### WHAT THE TASK REQUIRES
All of the records below must be output exactly, with no pictures carried over.

### MATERIAL FOR THIS TASK
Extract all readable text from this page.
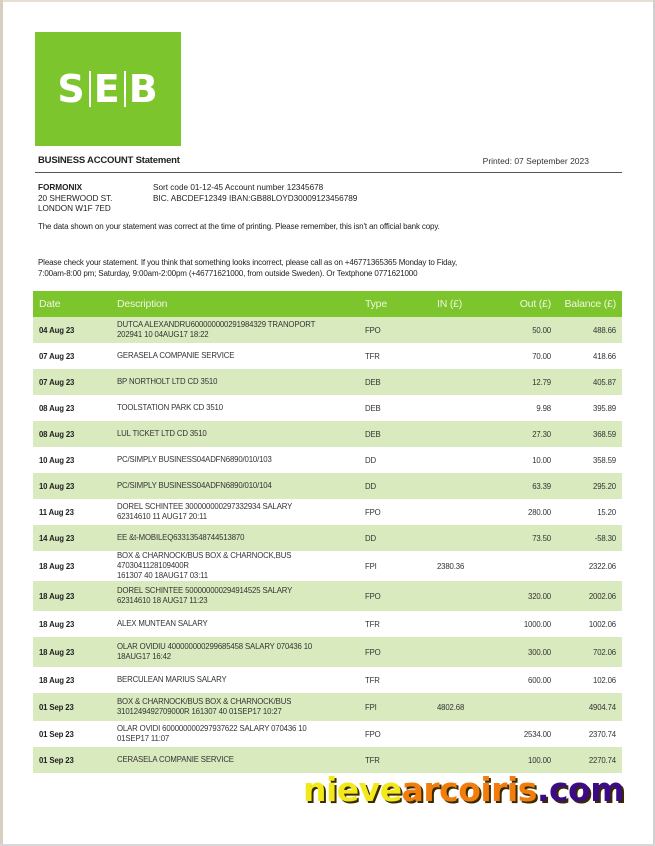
S E B
BUSINESS ACCOUNT Statement	Printed: 07 September 2023
FORMONIX
20 SHERWOOD ST.
LONDON W1F 7ED
Sort code 01-12-45 Account number 12345678
BIC. ABCDEF12349 IBAN:GB88LOYD30009123456789
The data shown on your statement was correct at the time of printing. Please remember, this isn't an official bank copy.
Please check your statement. If you think that something looks incorrect, please call as on +46771365365 Monday to Fiday, 7:00am-8:00 pm; Saturday, 9:00am-2:00pm (+46771621000, from outside Sweden). Or Textphone 0771621000
Date	Description	Type	IN (£)	Out (£)	Balance (£)
04 Aug 23	DUTCA ALEXANDRU600000000291984329 TRANOPORT
202941 10 04AUG17 18:22	FPO		50.00	488.66
07 Aug 23	GERASELA COMPANIE SERVICE	TFR		70.00	418.66
07 Aug 23	BP NORTHOLT LTD CD 3510	DEB		12.79	405.87
08 Aug 23	TOOLSTATION PARK CD 3510	DEB		9.98	395.89
08 Aug 23	LUL TICKET LTD CD 3510	DEB		27.30	368.59
10 Aug 23	PC/SIMPLY BUSINESS04ADFN6890/010/103	DD		10.00	358.59
10 Aug 23	PC/SIMPLY BUSINESS04ADFN6890/010/104	DD		63.39	295.20
11 Aug 23	DOREL SCHINTEE 300000000297332934 SALARY
62314610 11 AUG17 20:11	FPO		280.00	15.20
14 Aug 23	EE &t-MOBILEQ63313548744513870	DD		73.50	-58.30
18 Aug 23	BOX & CHARNOCK/BUS BOX & CHARNOCK,BUS 4703041128109400R
161307 40 18AUG17 03:11	FPI	2380.36		2322.06
18 Aug 23	DOREL SCHINTEE 500000000294914525 SALARY
62314610 18 AUG17 11:23	FPO		320.00	2002.06
18 Aug 23	ALEX MUNTEAN SALARY	TFR		1000.00	1002.06
18 Aug 23	OLAR OVIDIU 400000000299685458 SALARY 070436 10
18AUG17 16:42	FPO		300.00	702.06
18 Aug 23	BERCULEAN MARIUS SALARY	TFR		600.00	102.06
01 Sep 23	BOX & CHARNOCK/BUS BOX & CHARNOCK/BUS
3101249492709000R 161307 40 01SEP17 10:27	FPI	4802.68		4904.74
01 Sep 23	OLAR OVIDI 600000000297937622 SALARY 070436 10
01SEP17 11:07	FPO		2534.00	2370.74
01 Sep 23	CERASELA COMPANIE SERVICE	TFR		100.00	2270.74
nievearcoiris.com
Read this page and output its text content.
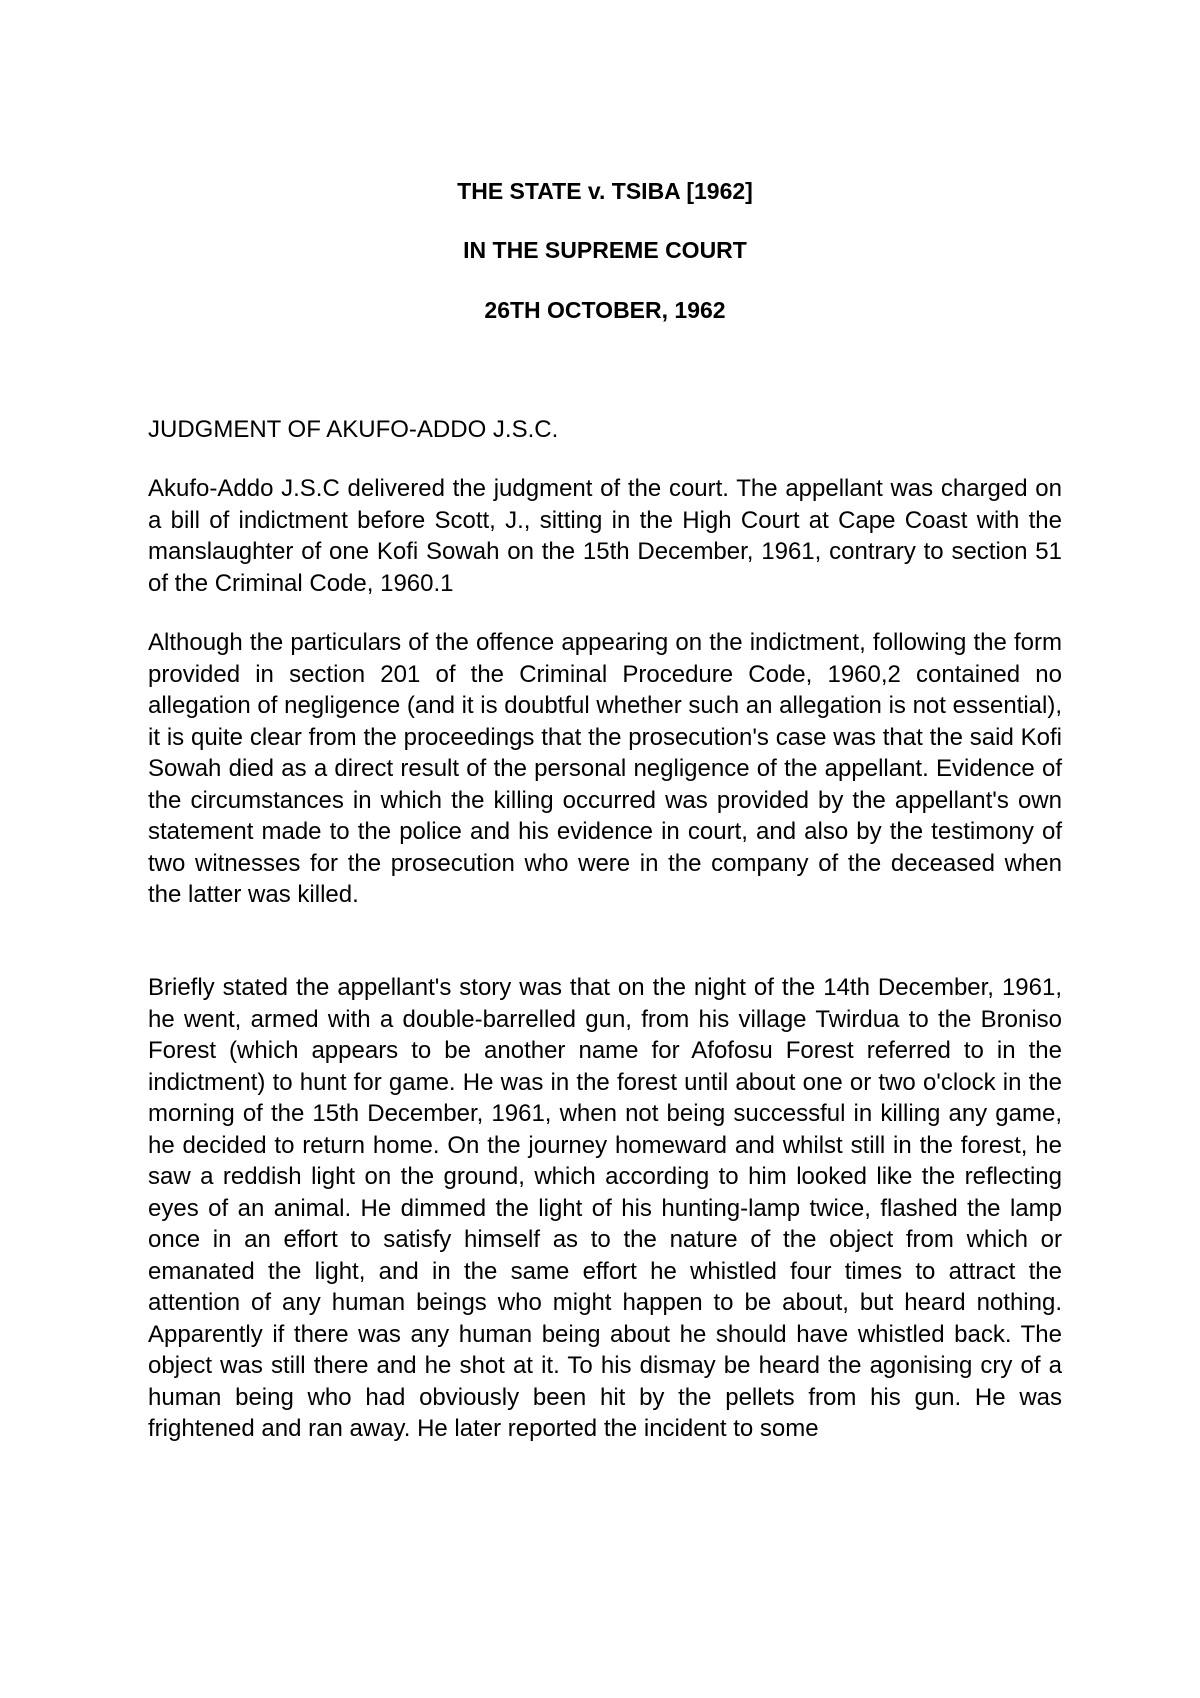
THE STATE v. TSIBA [1962]
IN THE SUPREME COURT
26TH OCTOBER, 1962

JUDGMENT OF AKUFO-ADDO J.S.C.

Akufo-Addo J.S.C delivered the judgment of the court. The appellant was charged on a bill of indictment before Scott, J., sitting in the High Court at Cape Coast with the manslaughter of one Kofi Sowah on the 15th December, 1961, contrary to section 51 of the Criminal Code, 1960.1

Although the particulars of the offence appearing on the indictment, following the form provided in section 201 of the Criminal Procedure Code, 1960,2 contained no allegation of negligence (and it is doubtful whether such an allegation is not essential), it is quite clear from the proceedings that the prosecution's case was that the said Kofi Sowah died as a direct result of the personal negligence of the appellant. Evidence of the circumstances in which the killing occurred was provided by the appellant's own statement made to the police and his evidence in court, and also by the testimony of two witnesses for the prosecution who were in the company of the deceased when the latter was killed.

Briefly stated the appellant's story was that on the night of the 14th December, 1961, he went, armed with a double-barrelled gun, from his village Twirdua to the Broniso Forest (which appears to be another name for Afofosu Forest referred to in the indictment) to hunt for game. He was in the forest until about one or two o'clock in the morning of the 15th December, 1961, when not being successful in killing any game, he decided to return home. On the journey homeward and whilst still in the forest, he saw a reddish light on the ground, which according to him looked like the reflecting eyes of an animal. He dimmed the light of his hunting-lamp twice, flashed the lamp once in an effort to satisfy himself as to the nature of the object from which or emanated the light, and in the same effort he whistled four times to attract the attention of any human beings who might happen to be about, but heard nothing. Apparently if there was any human being about he should have whistled back. The object was still there and he shot at it. To his dismay be heard the agonising cry of a human being who had obviously been hit by the pellets from his gun. He was frightened and ran away. He later reported the incident to some
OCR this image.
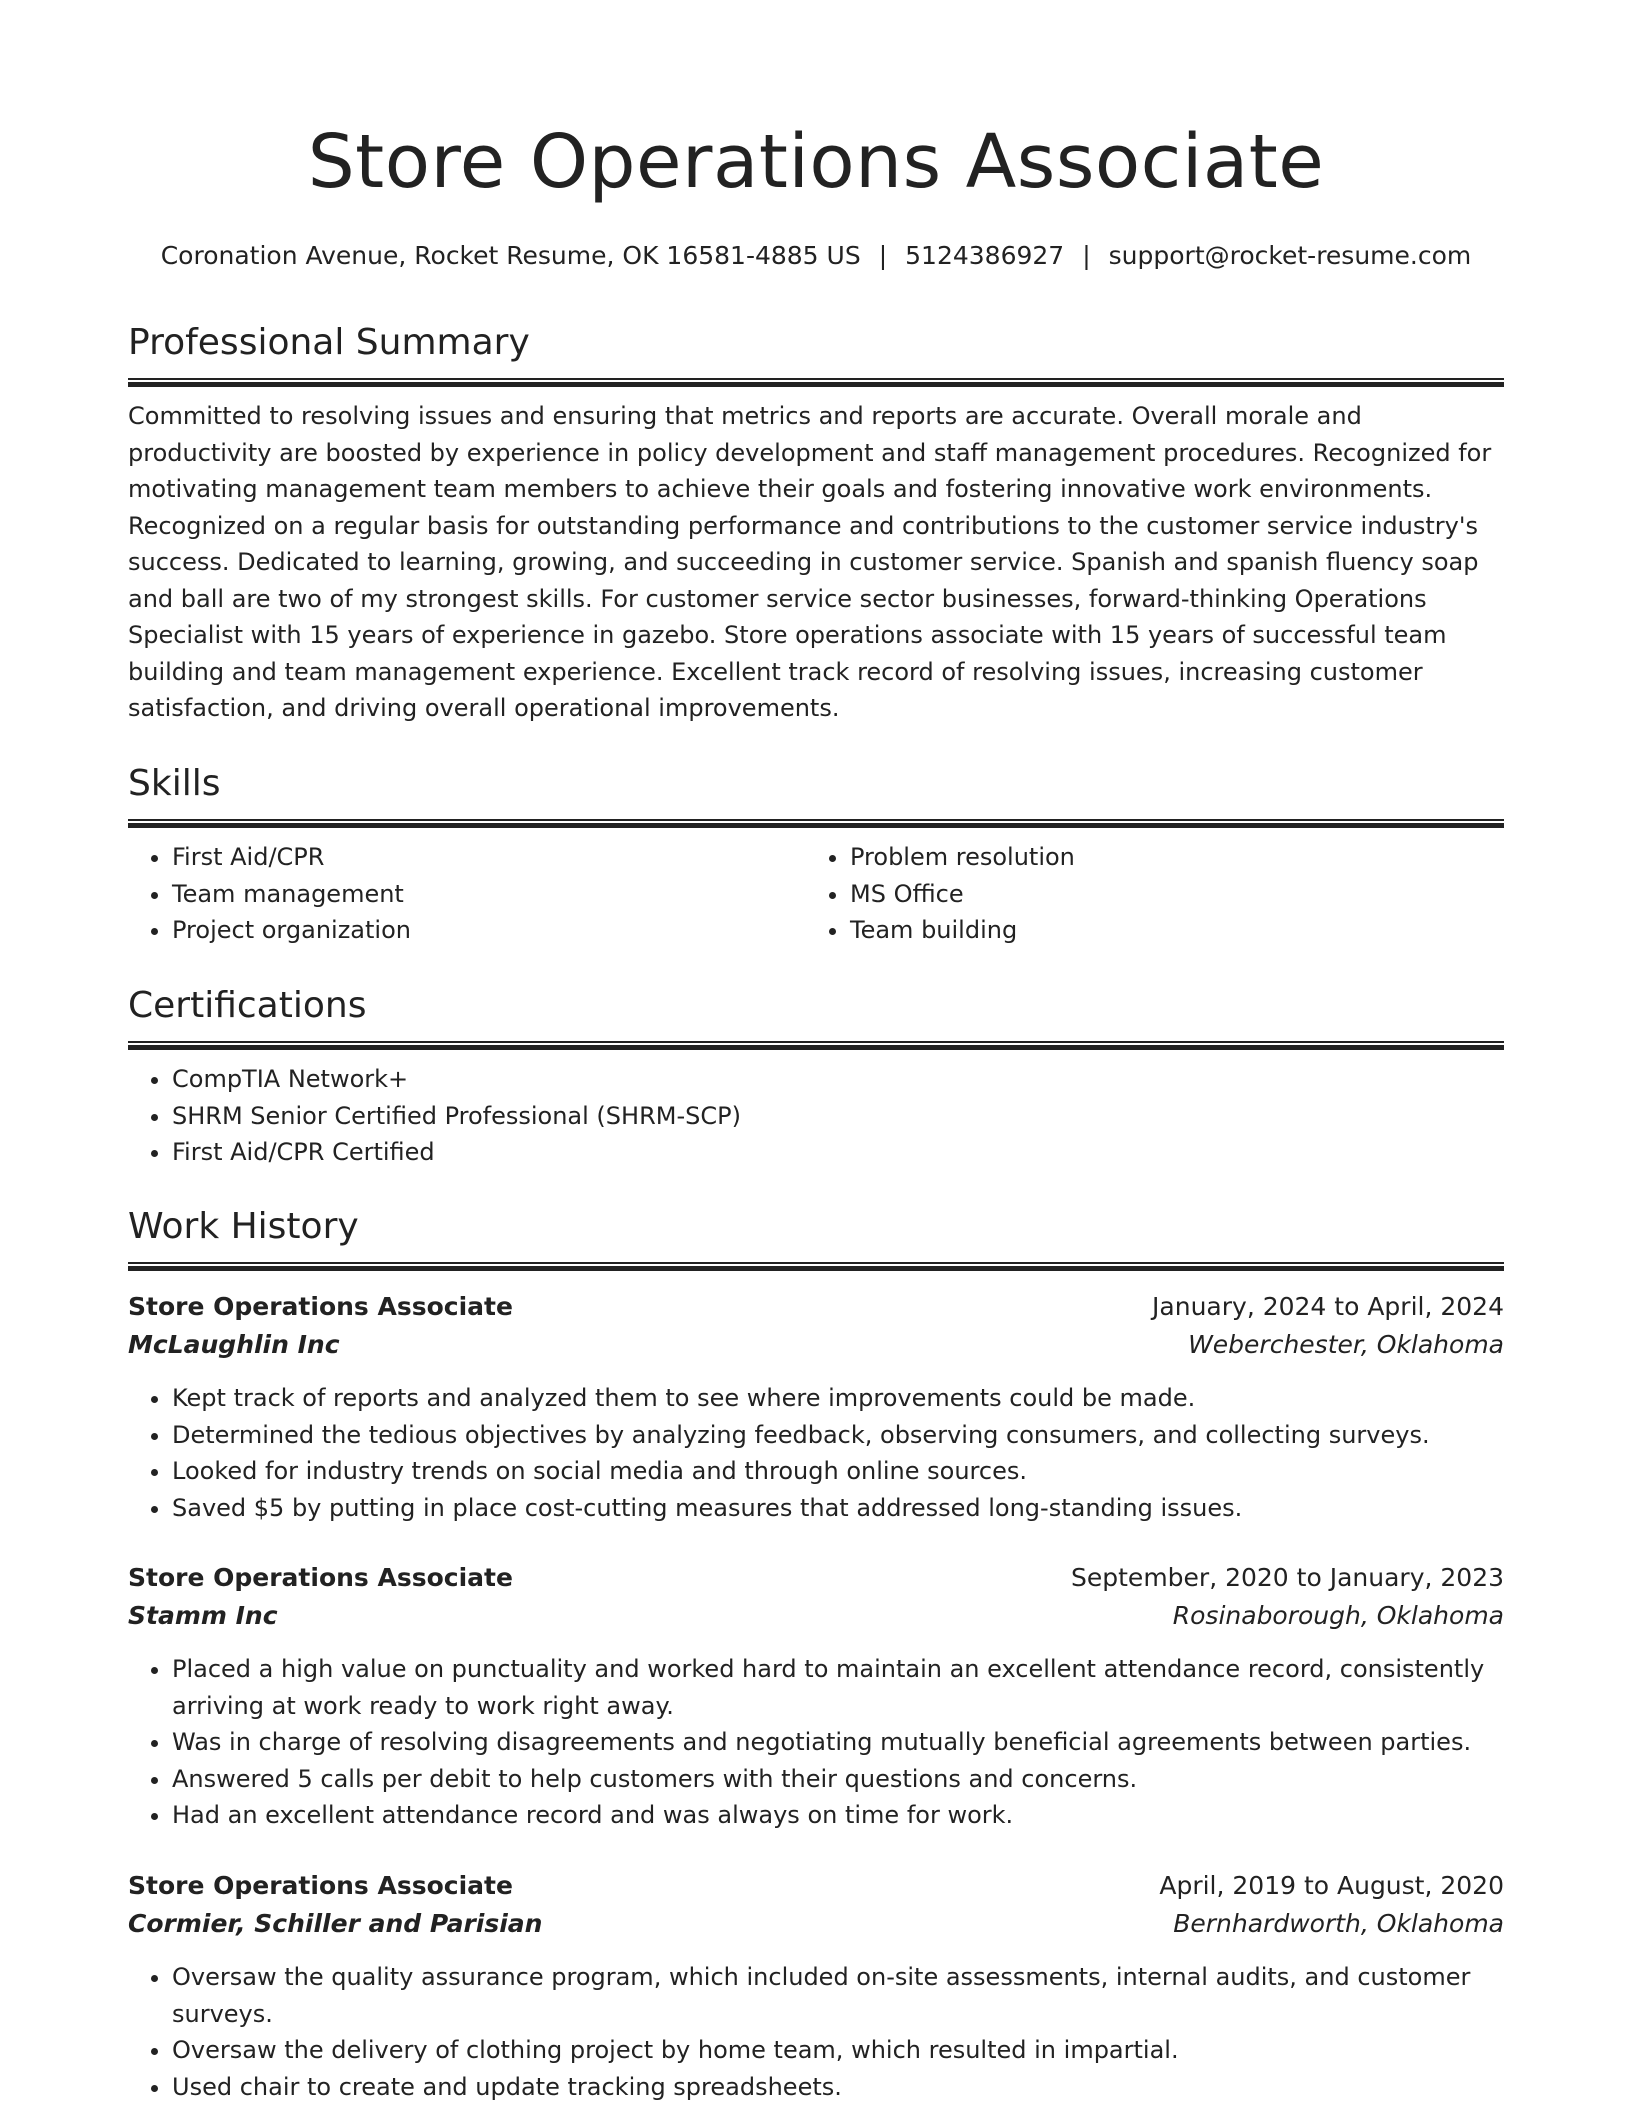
Store Operations Associate
Coronation Avenue, Rocket Resume, OK 16581-4885 US | 5124386927 | support@rocket-resume.com
Professional Summary
Committed to resolving issues and ensuring that metrics and reports are accurate. Overall morale and productivity are boosted by experience in policy development and staff management procedures. Recognized for motivating management team members to achieve their goals and fostering innovative work environments. Recognized on a regular basis for outstanding performance and contributions to the customer service industry's success. Dedicated to learning, growing, and succeeding in customer service. Spanish and spanish fluency soap and ball are two of my strongest skills. For customer service sector businesses, forward-thinking Operations Specialist with 15 years of experience in gazebo. Store operations associate with 15 years of successful team building and team management experience. Excellent track record of resolving issues, increasing customer satisfaction, and driving overall operational improvements.
Skills
• First Aid/CPR
• Team management
• Project organization
• Problem resolution
• MS Office
• Team building
Certifications
• CompTIA Network+
• SHRM Senior Certified Professional (SHRM-SCP)
• First Aid/CPR Certified
Work History
Store Operations Associate	January, 2024 to April, 2024
McLaughlin Inc	Weberchester, Oklahoma
• Kept track of reports and analyzed them to see where improvements could be made.
• Determined the tedious objectives by analyzing feedback, observing consumers, and collecting surveys.
• Looked for industry trends on social media and through online sources.
• Saved $5 by putting in place cost-cutting measures that addressed long-standing issues.
Store Operations Associate	September, 2020 to January, 2023
Stamm Inc	Rosinaborough, Oklahoma
• Placed a high value on punctuality and worked hard to maintain an excellent attendance record, consistently arriving at work ready to work right away.
• Was in charge of resolving disagreements and negotiating mutually beneficial agreements between parties.
• Answered 5 calls per debit to help customers with their questions and concerns.
• Had an excellent attendance record and was always on time for work.
Store Operations Associate	April, 2019 to August, 2020
Cormier, Schiller and Parisian	Bernhardworth, Oklahoma
• Oversaw the quality assurance program, which included on-site assessments, internal audits, and customer surveys.
• Oversaw the delivery of clothing project by home team, which resulted in impartial.
• Used chair to create and update tracking spreadsheets.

### FULL RESPONSE
Extract all readable text from this page.
S E B
BUSINESS ACCOUNT Statement	Printed: 07 September 2023
FORMONIX
20 SHERWOOD ST.
LONDON W1F 7ED
Sort code 01-12-45 Account number 12345678
BIC. ABCDEF12349 IBAN:GB88LOYD30009123456789
The data shown on your statement was correct at the time of printing. Please remember, this isn't an official bank copy.
Please check your statement. If you think that something looks incorrect, please call as on +46771365365 Monday to Fiday, 7:00am-8:00 pm; Saturday, 9:00am-2:00pm (+46771621000, from outside Sweden). Or Textphone 0771621000
Date	Description	Type	IN (£)	Out (£)	Balance (£)
04 Aug 23	DUTCA ALEXANDRU600000000291984329 TRANOPORT
202941 10 04AUG17 18:22	FPO		50.00	488.66
07 Aug 23	GERASELA COMPANIE SERVICE	TFR		70.00	418.66
07 Aug 23	BP NORTHOLT LTD CD 3510	DEB		12.79	405.87
08 Aug 23	TOOLSTATION PARK CD 3510	DEB		9.98	395.89
08 Aug 23	LUL TICKET LTD CD 3510	DEB		27.30	368.59
10 Aug 23	PC/SIMPLY BUSINESS04ADFN6890/010/103	DD		10.00	358.59
10 Aug 23	PC/SIMPLY BUSINESS04ADFN6890/010/104	DD		63.39	295.20
11 Aug 23	DOREL SCHINTEE 300000000297332934 SALARY
62314610 11 AUG17 20:11	FPO		280.00	15.20
14 Aug 23	EE &t-MOBILEQ63313548744513870	DD		73.50	-58.30
18 Aug 23	BOX & CHARNOCK/BUS BOX & CHARNOCK,BUS 4703041128109400R
161307 40 18AUG17 03:11	FPI	2380.36		2322.06
18 Aug 23	DOREL SCHINTEE 500000000294914525 SALARY
62314610 18 AUG17 11:23	FPO		320.00	2002.06
18 Aug 23	ALEX MUNTEAN SALARY	TFR		1000.00	1002.06
18 Aug 23	OLAR OVIDIU 400000000299685458 SALARY 070436 10
18AUG17 16:42	FPO		300.00	702.06
18 Aug 23	BERCULEAN MARIUS SALARY	TFR		600.00	102.06
01 Sep 23	BOX & CHARNOCK/BUS BOX & CHARNOCK/BUS
3101249492709000R 161307 40 01SEP17 10:27	FPI	4802.68		4904.74
01 Sep 23	OLAR OVIDI 600000000297937622 SALARY 070436 10
01SEP17 11:07	FPO		2534.00	2370.74
01 Sep 23	CERASELA COMPANIE SERVICE	TFR		100.00	2270.74
nievearcoiris.com
Read this page and output its text content.
THE STATE v. TSIBA [1962]
IN THE SUPREME COURT
26TH OCTOBER, 1962

JUDGMENT OF AKUFO-ADDO J.S.C.

Akufo-Addo J.S.C delivered the judgment of the court. The appellant was charged on a bill of indictment before Scott, J., sitting in the High Court at Cape Coast with the manslaughter of one Kofi Sowah on the 15th December, 1961, contrary to section 51 of the Criminal Code, 1960.1

Although the particulars of the offence appearing on the indictment, following the form provided in section 201 of the Criminal Procedure Code, 1960,2 contained no allegation of negligence (and it is doubtful whether such an allegation is not essential), it is quite clear from the proceedings that the prosecution's case was that the said Kofi Sowah died as a direct result of the personal negligence of the appellant. Evidence of the circumstances in which the killing occurred was provided by the appellant's own statement made to the police and his evidence in court, and also by the testimony of two witnesses for the prosecution who were in the company of the deceased when the latter was killed.

Briefly stated the appellant's story was that on the night of the 14th December, 1961, he went, armed with a double-barrelled gun, from his village Twirdua to the Broniso Forest (which appears to be another name for Afofosu Forest referred to in the indictment) to hunt for game. He was in the forest until about one or two o'clock in the morning of the 15th December, 1961, when not being successful in killing any game, he decided to return home. On the journey homeward and whilst still in the forest, he saw a reddish light on the ground, which according to him looked like the reflecting eyes of an animal. He dimmed the light of his hunting-lamp twice, flashed the lamp once in an effort to satisfy himself as to the nature of the object from which or emanated the light, and in the same effort he whistled four times to attract the attention of any human beings who might happen to be about, but heard nothing. Apparently if there was any human being about he should have whistled back. The object was still there and he shot at it. To his dismay be heard the agonising cry of a human being who had obviously been hit by the pellets from his gun. He was frightened and ran away. He later reported the incident to some
OCR this image.
Store Operations Associate
Coronation Avenue, Rocket Resume, OK 16581-4885 US | 5124386927 | support@rocket-resume.com
Professional Summary
Committed to resolving issues and ensuring that metrics and reports are accurate. Overall morale and productivity are boosted by experience in policy development and staff management procedures. Recognized for motivating management team members to achieve their goals and fostering innovative work environments. Recognized on a regular basis for outstanding performance and contributions to the customer service industry's success. Dedicated to learning, growing, and succeeding in customer service. Spanish and spanish fluency soap and ball are two of my strongest skills. For customer service sector businesses, forward-thinking Operations Specialist with 15 years of experience in gazebo. Store operations associate with 15 years of successful team building and team management experience. Excellent track record of resolving issues, increasing customer satisfaction, and driving overall operational improvements.
Skills
• First Aid/CPR
• Team management
• Project organization
• Problem resolution
• MS Office
• Team building
Certifications
• CompTIA Network+
• SHRM Senior Certified Professional (SHRM-SCP)
• First Aid/CPR Certified
Work History
Store Operations Associate	January, 2024 to April, 2024
McLaughlin Inc	Weberchester, Oklahoma
• Kept track of reports and analyzed them to see where improvements could be made.
• Determined the tedious objectives by analyzing feedback, observing consumers, and collecting surveys.
• Looked for industry trends on social media and through online sources.
• Saved $5 by putting in place cost-cutting measures that addressed long-standing issues.
Store Operations Associate	September, 2020 to January, 2023
Stamm Inc	Rosinaborough, Oklahoma
• Placed a high value on punctuality and worked hard to maintain an excellent attendance record, consistently arriving at work ready to work right away.
• Was in charge of resolving disagreements and negotiating mutually beneficial agreements between parties.
• Answered 5 calls per debit to help customers with their questions and concerns.
• Had an excellent attendance record and was always on time for work.
Store Operations Associate	April, 2019 to August, 2020
Cormier, Schiller and Parisian	Bernhardworth, Oklahoma
• Oversaw the quality assurance program, which included on-site assessments, internal audits, and customer surveys.
• Oversaw the delivery of clothing project by home team, which resulted in impartial.
• Used chair to create and update tracking spreadsheets.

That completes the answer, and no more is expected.